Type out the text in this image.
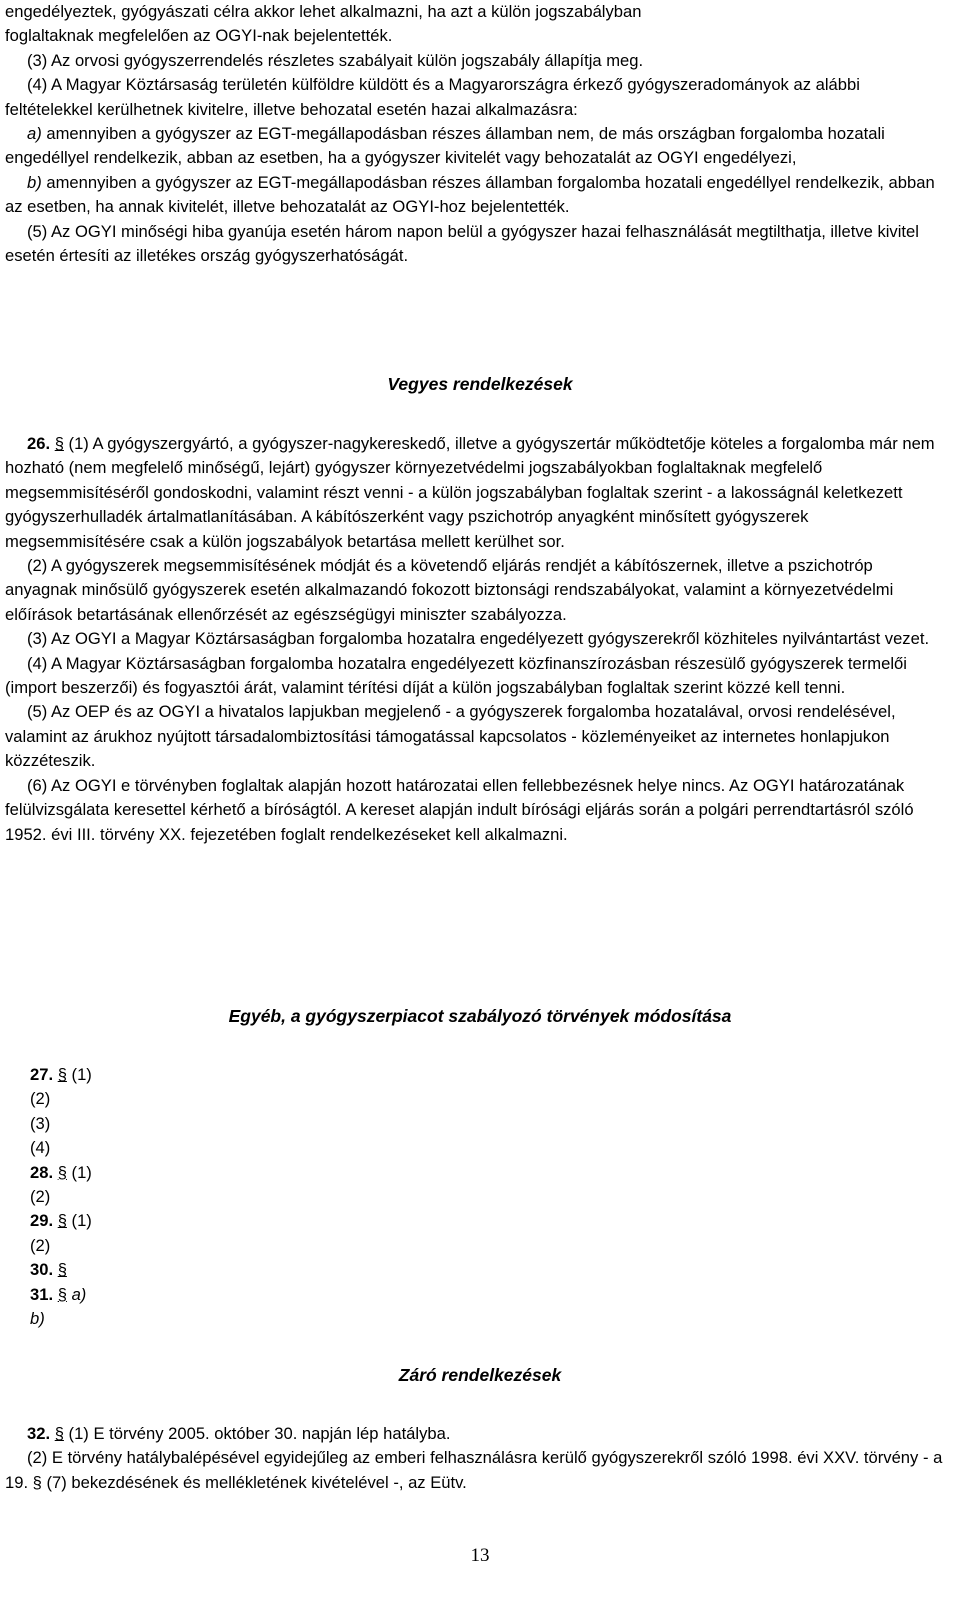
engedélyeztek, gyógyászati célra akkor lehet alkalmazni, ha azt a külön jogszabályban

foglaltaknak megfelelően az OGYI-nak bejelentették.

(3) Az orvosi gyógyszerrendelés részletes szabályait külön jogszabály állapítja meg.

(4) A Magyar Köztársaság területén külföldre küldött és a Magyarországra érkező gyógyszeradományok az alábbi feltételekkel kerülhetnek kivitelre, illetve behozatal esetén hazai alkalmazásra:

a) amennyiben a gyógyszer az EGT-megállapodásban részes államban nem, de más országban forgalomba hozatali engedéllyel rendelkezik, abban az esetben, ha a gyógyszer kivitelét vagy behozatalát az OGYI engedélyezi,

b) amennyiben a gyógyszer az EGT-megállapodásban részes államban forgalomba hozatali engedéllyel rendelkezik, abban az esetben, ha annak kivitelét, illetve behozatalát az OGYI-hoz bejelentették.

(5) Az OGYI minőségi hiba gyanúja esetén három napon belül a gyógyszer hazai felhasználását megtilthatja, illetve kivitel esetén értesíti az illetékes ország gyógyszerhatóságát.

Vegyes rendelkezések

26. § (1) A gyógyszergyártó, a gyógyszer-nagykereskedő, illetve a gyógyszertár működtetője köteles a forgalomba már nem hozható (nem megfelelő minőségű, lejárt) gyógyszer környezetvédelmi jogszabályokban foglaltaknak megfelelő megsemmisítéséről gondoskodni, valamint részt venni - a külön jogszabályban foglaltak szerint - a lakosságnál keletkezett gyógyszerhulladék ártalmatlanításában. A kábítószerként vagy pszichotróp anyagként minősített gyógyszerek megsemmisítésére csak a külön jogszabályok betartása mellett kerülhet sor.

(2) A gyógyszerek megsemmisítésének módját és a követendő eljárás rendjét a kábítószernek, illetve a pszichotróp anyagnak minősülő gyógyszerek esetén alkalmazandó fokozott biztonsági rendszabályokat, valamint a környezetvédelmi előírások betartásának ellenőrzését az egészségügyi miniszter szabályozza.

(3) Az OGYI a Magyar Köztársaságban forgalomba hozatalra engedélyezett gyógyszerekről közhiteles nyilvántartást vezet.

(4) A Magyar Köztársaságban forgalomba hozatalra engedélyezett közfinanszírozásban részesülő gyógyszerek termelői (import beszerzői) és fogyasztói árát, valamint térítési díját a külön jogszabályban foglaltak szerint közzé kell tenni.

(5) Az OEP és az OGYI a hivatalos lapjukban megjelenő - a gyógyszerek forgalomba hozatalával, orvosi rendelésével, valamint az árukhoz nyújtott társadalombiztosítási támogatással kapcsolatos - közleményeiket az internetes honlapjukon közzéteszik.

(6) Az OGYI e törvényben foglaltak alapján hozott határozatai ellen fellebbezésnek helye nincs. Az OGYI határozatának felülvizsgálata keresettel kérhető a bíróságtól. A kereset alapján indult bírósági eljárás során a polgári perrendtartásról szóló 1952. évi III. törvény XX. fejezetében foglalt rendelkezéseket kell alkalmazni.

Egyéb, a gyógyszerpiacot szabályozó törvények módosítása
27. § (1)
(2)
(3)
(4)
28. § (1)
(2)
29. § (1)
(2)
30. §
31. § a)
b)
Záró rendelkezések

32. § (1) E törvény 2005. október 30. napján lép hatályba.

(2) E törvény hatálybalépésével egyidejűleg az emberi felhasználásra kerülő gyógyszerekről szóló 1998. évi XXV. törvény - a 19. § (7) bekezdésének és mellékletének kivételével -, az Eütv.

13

--------------------

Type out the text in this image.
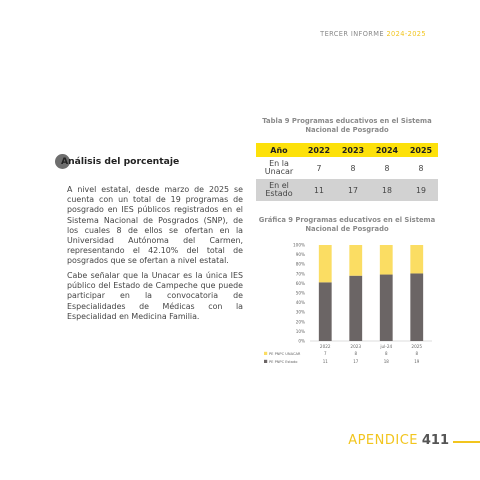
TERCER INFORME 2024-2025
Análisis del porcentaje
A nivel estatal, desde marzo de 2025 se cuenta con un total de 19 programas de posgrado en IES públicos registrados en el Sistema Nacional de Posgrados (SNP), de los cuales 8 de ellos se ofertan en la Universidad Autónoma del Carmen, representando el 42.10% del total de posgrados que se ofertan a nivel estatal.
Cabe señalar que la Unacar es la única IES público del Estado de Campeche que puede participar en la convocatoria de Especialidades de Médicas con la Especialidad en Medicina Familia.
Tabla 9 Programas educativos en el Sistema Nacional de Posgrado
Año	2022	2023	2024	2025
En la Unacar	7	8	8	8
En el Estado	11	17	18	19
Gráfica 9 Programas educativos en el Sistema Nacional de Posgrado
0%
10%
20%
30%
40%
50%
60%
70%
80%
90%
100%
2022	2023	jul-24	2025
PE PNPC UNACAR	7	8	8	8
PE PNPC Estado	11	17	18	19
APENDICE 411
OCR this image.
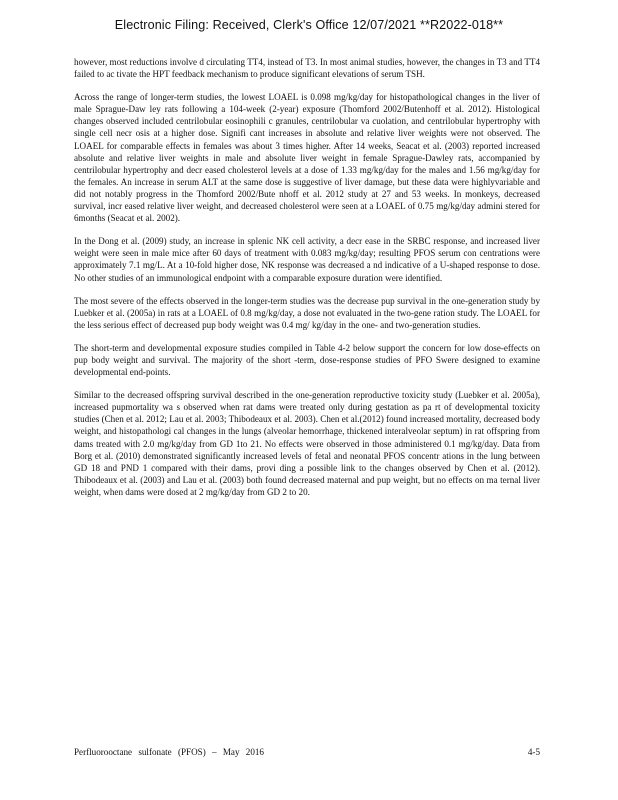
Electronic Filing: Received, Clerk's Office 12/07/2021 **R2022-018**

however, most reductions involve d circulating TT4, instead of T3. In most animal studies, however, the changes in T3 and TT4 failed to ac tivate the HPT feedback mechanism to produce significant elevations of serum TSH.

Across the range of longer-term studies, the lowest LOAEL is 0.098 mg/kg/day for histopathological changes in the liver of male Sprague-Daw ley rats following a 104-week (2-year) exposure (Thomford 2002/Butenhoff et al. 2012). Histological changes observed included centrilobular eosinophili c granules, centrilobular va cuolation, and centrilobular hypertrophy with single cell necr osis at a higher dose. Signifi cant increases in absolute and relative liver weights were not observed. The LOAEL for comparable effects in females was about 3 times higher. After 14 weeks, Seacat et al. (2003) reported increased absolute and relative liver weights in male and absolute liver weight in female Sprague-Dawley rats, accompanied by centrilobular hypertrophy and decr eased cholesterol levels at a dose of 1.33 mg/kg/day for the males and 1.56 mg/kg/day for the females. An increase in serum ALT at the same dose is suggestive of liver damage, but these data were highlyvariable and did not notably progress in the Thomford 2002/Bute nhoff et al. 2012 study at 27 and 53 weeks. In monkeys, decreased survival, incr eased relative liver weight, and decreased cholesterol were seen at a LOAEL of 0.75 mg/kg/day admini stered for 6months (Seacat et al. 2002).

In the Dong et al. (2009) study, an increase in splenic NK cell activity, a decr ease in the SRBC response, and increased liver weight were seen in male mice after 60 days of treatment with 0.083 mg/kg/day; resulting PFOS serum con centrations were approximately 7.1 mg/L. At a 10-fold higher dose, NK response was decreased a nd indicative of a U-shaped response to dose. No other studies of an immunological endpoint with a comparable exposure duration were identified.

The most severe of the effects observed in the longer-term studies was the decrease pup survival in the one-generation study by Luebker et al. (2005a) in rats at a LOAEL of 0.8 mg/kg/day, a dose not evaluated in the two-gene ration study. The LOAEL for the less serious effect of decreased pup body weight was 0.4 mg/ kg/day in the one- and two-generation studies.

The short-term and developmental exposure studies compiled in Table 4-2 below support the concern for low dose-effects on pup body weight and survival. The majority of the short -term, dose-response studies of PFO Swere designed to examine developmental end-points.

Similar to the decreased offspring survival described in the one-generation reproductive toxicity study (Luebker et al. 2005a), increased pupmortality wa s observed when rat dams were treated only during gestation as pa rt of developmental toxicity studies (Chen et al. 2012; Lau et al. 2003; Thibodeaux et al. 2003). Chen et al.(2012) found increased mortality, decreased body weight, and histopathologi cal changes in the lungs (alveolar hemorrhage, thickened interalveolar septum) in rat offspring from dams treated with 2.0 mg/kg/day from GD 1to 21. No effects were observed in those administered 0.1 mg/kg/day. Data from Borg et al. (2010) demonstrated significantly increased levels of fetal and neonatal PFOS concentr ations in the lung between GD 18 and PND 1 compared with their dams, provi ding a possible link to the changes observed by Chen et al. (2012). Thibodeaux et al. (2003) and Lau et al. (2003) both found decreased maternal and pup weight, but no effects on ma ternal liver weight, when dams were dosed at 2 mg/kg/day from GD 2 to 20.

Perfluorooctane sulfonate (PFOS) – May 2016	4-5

--------------------

* **Written exercise**
Using the listing above, gather each line that holds the string "államban" and copy it.

* **Output of the exercise**
a) amennyiben a gyógyszer az EGT-megállapodásban részes államban nem, de más országban forgalomba hozatali engedéllyel rendelkezik, abban az esetben, ha a gyógyszer kivitelét vagy behozatalát az OGYI engedélyezi,
b) amennyiben a gyógyszer az EGT-megállapodásban részes államban forgalomba hozatali engedéllyel rendelkezik, abban az esetben, ha annak kivitelét, illetve behozatalát az OGYI-hoz bejelentették.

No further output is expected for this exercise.